TASK DIRECTIONS: In the material below, find each line holding the string "Month" and copy it.

DATA ROWS:
•••

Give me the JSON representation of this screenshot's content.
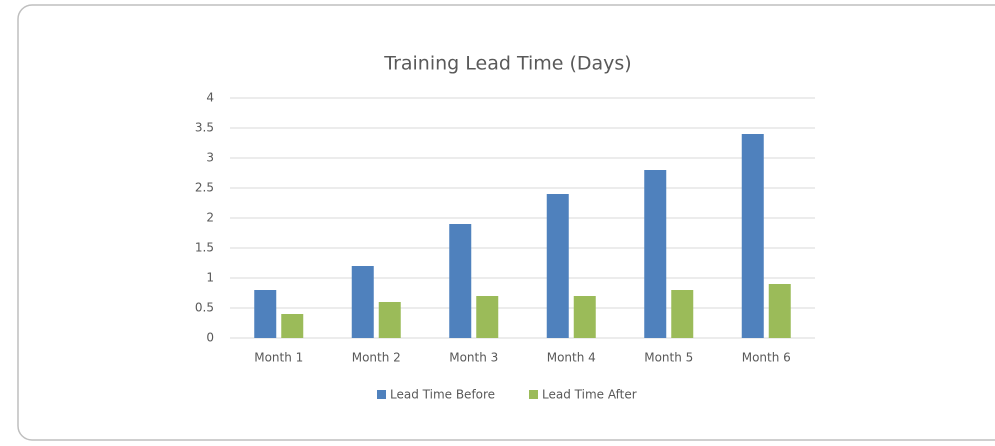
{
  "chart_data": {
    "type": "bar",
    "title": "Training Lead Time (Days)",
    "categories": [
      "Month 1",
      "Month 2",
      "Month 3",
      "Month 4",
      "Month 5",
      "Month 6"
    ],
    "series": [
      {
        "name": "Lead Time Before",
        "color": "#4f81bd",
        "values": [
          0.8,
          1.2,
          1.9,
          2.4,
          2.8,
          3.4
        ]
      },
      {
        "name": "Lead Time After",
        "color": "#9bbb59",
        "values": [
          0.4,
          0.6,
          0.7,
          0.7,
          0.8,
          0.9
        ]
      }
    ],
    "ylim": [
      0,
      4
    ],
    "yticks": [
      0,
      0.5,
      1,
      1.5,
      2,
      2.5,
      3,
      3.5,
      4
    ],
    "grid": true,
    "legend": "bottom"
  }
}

•••

TASK RESULT:
      "Month 1",
      "Month 2",
      "Month 3",
      "Month 4",
      "Month 5",
      "Month 6"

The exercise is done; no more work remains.